-- Start of DATASET ROWS --

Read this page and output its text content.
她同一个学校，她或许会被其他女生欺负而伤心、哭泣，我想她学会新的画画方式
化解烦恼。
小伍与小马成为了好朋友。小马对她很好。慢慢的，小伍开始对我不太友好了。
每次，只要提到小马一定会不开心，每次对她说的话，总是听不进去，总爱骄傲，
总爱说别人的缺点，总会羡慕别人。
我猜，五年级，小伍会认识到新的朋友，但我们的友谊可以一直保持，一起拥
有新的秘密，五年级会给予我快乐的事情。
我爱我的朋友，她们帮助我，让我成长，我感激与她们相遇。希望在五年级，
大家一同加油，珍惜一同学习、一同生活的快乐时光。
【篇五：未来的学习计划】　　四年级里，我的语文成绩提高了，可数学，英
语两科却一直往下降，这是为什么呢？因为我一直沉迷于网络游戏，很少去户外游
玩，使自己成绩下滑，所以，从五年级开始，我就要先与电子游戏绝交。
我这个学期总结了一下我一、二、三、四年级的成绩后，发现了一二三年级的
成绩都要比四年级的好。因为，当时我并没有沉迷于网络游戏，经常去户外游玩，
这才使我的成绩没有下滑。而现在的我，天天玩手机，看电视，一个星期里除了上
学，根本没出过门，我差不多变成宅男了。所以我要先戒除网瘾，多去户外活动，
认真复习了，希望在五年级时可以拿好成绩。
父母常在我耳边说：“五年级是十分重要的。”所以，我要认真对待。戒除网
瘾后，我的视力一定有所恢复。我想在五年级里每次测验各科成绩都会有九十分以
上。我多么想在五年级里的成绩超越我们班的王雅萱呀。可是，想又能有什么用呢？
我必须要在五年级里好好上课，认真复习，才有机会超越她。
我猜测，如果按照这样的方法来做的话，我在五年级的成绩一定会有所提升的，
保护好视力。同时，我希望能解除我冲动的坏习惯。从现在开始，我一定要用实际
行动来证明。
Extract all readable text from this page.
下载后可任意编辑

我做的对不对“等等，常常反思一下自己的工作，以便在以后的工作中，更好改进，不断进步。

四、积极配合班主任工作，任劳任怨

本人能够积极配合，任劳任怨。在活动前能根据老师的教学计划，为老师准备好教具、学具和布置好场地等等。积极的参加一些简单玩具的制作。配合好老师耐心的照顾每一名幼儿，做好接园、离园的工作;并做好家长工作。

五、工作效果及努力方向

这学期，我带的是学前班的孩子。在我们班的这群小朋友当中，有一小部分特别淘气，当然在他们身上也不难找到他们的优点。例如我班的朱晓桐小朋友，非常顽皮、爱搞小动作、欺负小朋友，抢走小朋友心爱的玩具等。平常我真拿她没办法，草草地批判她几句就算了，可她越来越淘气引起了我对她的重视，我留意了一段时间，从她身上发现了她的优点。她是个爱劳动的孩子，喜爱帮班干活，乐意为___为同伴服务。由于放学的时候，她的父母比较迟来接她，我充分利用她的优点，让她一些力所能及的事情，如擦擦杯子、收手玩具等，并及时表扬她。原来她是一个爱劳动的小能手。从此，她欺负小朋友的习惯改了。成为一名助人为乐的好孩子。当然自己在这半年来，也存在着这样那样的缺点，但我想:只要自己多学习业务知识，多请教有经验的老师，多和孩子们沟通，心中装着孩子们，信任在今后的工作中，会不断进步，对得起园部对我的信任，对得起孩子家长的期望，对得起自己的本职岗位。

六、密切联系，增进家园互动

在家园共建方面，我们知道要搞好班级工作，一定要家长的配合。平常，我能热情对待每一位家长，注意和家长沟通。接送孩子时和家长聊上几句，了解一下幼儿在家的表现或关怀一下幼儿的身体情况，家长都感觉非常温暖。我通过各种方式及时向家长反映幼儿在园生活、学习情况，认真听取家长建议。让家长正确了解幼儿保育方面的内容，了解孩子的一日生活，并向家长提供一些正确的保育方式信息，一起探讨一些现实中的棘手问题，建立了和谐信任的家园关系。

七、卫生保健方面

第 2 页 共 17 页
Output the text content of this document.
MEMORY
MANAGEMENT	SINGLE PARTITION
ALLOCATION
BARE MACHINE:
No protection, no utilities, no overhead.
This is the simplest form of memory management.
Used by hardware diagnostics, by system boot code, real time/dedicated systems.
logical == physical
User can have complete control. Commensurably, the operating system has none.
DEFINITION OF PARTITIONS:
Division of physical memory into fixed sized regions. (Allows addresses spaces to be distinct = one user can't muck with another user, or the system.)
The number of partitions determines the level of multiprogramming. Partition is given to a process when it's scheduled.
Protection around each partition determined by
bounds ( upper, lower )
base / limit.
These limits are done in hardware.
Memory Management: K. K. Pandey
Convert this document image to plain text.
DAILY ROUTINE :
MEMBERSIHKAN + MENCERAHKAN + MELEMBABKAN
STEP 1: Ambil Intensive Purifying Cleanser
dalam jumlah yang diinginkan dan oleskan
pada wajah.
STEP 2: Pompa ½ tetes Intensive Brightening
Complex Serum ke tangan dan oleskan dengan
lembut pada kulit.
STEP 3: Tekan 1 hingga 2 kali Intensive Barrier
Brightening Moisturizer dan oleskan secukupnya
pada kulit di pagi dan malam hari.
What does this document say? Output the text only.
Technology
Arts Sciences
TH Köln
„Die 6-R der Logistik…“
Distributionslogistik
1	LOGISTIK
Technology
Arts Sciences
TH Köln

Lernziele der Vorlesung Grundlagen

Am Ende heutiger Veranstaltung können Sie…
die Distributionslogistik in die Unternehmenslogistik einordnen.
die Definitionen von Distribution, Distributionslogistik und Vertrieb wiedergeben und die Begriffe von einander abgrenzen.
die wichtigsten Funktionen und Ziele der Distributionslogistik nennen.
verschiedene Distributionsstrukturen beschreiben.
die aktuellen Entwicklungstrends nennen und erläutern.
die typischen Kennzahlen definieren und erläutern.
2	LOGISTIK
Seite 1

-- End of DATASET ROWS --

Copy out each record from above, exactly.

Read this page and output its text content.
她同一个学校，她或许会被其他女生欺负而伤心、哭泣，我想她学会新的画画方式
化解烦恼。
小伍与小马成为了好朋友。小马对她很好。慢慢的，小伍开始对我不太友好了。
每次，只要提到小马一定会不开心，每次对她说的话，总是听不进去，总爱骄傲，
总爱说别人的缺点，总会羡慕别人。
我猜，五年级，小伍会认识到新的朋友，但我们的友谊可以一直保持，一起拥
有新的秘密，五年级会给予我快乐的事情。
我爱我的朋友，她们帮助我，让我成长，我感激与她们相遇。希望在五年级，
大家一同加油，珍惜一同学习、一同生活的快乐时光。
【篇五：未来的学习计划】　　四年级里，我的语文成绩提高了，可数学，英
语两科却一直往下降，这是为什么呢？因为我一直沉迷于网络游戏，很少去户外游
玩，使自己成绩下滑，所以，从五年级开始，我就要先与电子游戏绝交。
我这个学期总结了一下我一、二、三、四年级的成绩后，发现了一二三年级的
成绩都要比四年级的好。因为，当时我并没有沉迷于网络游戏，经常去户外游玩，
这才使我的成绩没有下滑。而现在的我，天天玩手机，看电视，一个星期里除了上
学，根本没出过门，我差不多变成宅男了。所以我要先戒除网瘾，多去户外活动，
认真复习了，希望在五年级时可以拿好成绩。
父母常在我耳边说：“五年级是十分重要的。”所以，我要认真对待。戒除网
瘾后，我的视力一定有所恢复。我想在五年级里每次测验各科成绩都会有九十分以
上。我多么想在五年级里的成绩超越我们班的王雅萱呀。可是，想又能有什么用呢？
我必须要在五年级里好好上课，认真复习，才有机会超越她。
我猜测，如果按照这样的方法来做的话，我在五年级的成绩一定会有所提升的，
保护好视力。同时，我希望能解除我冲动的坏习惯。从现在开始，我一定要用实际
行动来证明。
Extract all readable text from this page.
下载后可任意编辑

我做的对不对“等等，常常反思一下自己的工作，以便在以后的工作中，更好改进，不断进步。

四、积极配合班主任工作，任劳任怨

本人能够积极配合，任劳任怨。在活动前能根据老师的教学计划，为老师准备好教具、学具和布置好场地等等。积极的参加一些简单玩具的制作。配合好老师耐心的照顾每一名幼儿，做好接园、离园的工作;并做好家长工作。

五、工作效果及努力方向

这学期，我带的是学前班的孩子。在我们班的这群小朋友当中，有一小部分特别淘气，当然在他们身上也不难找到他们的优点。例如我班的朱晓桐小朋友，非常顽皮、爱搞小动作、欺负小朋友，抢走小朋友心爱的玩具等。平常我真拿她没办法，草草地批判她几句就算了，可她越来越淘气引起了我对她的重视，我留意了一段时间，从她身上发现了她的优点。她是个爱劳动的孩子，喜爱帮班干活，乐意为___为同伴服务。由于放学的时候，她的父母比较迟来接她，我充分利用她的优点，让她一些力所能及的事情，如擦擦杯子、收手玩具等，并及时表扬她。原来她是一个爱劳动的小能手。从此，她欺负小朋友的习惯改了。成为一名助人为乐的好孩子。当然自己在这半年来，也存在着这样那样的缺点，但我想:只要自己多学习业务知识，多请教有经验的老师，多和孩子们沟通，心中装着孩子们，信任在今后的工作中，会不断进步，对得起园部对我的信任，对得起孩子家长的期望，对得起自己的本职岗位。

六、密切联系，增进家园互动

在家园共建方面，我们知道要搞好班级工作，一定要家长的配合。平常，我能热情对待每一位家长，注意和家长沟通。接送孩子时和家长聊上几句，了解一下幼儿在家的表现或关怀一下幼儿的身体情况，家长都感觉非常温暖。我通过各种方式及时向家长反映幼儿在园生活、学习情况，认真听取家长建议。让家长正确了解幼儿保育方面的内容，了解孩子的一日生活，并向家长提供一些正确的保育方式信息，一起探讨一些现实中的棘手问题，建立了和谐信任的家园关系。

七、卫生保健方面

第 2 页 共 17 页
Output the text content of this document.
MEMORY
MANAGEMENT	SINGLE PARTITION
ALLOCATION
BARE MACHINE:
No protection, no utilities, no overhead.
This is the simplest form of memory management.
Used by hardware diagnostics, by system boot code, real time/dedicated systems.
logical == physical
User can have complete control. Commensurably, the operating system has none.
DEFINITION OF PARTITIONS:
Division of physical memory into fixed sized regions. (Allows addresses spaces to be distinct = one user can't muck with another user, or the system.)
The number of partitions determines the level of multiprogramming. Partition is given to a process when it's scheduled.
Protection around each partition determined by
bounds ( upper, lower )
base / limit.
These limits are done in hardware.
Memory Management: K. K. Pandey
Convert this document image to plain text.
DAILY ROUTINE :
MEMBERSIHKAN + MENCERAHKAN + MELEMBABKAN
STEP 1: Ambil Intensive Purifying Cleanser
dalam jumlah yang diinginkan dan oleskan
pada wajah.
STEP 2: Pompa ½ tetes Intensive Brightening
Complex Serum ke tangan dan oleskan dengan
lembut pada kulit.
STEP 3: Tekan 1 hingga 2 kali Intensive Barrier
Brightening Moisturizer dan oleskan secukupnya
pada kulit di pagi dan malam hari.
What does this document say? Output the text only.
Technology
Arts Sciences
TH Köln
„Die 6-R der Logistik…“
Distributionslogistik
1	LOGISTIK
Technology
Arts Sciences
TH Köln

Lernziele der Vorlesung Grundlagen

Am Ende heutiger Veranstaltung können Sie…
die Distributionslogistik in die Unternehmenslogistik einordnen.
die Definitionen von Distribution, Distributionslogistik und Vertrieb wiedergeben und die Begriffe von einander abgrenzen.
die wichtigsten Funktionen und Ziele der Distributionslogistik nennen.
verschiedene Distributionsstrukturen beschreiben.
die aktuellen Entwicklungstrends nennen und erläutern.
die typischen Kennzahlen definieren und erläutern.
2	LOGISTIK
Seite 1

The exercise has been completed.